**PROBLEM STATEMENT**
For the records below, say how many lines contain the string "text". Give the number only.
>> start DATA SHOWN
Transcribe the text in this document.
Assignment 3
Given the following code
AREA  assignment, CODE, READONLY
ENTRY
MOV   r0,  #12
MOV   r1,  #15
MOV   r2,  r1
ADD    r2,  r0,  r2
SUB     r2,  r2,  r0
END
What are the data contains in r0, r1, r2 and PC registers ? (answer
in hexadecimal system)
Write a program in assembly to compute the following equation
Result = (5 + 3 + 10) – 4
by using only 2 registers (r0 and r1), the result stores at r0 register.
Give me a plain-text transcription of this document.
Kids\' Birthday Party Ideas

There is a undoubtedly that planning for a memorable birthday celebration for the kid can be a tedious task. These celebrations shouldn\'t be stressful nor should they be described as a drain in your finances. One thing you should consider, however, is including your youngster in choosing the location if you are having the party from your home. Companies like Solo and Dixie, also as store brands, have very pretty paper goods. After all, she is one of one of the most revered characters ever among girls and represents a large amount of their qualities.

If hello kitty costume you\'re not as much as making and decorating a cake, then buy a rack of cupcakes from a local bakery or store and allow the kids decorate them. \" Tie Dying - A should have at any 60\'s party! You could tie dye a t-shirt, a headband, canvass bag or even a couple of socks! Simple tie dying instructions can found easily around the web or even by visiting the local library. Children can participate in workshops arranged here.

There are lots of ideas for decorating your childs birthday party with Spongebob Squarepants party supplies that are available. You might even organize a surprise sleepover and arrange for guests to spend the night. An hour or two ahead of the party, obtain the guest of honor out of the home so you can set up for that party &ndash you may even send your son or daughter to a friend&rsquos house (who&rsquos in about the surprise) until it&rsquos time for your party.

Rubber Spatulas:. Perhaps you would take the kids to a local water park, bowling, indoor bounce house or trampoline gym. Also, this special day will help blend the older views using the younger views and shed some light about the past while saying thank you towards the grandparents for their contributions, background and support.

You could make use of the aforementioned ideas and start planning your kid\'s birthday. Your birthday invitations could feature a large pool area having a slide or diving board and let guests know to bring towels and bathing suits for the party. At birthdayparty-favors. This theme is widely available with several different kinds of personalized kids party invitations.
>> end DATA SHOWN
**OUTPUT OF THE TASK**
2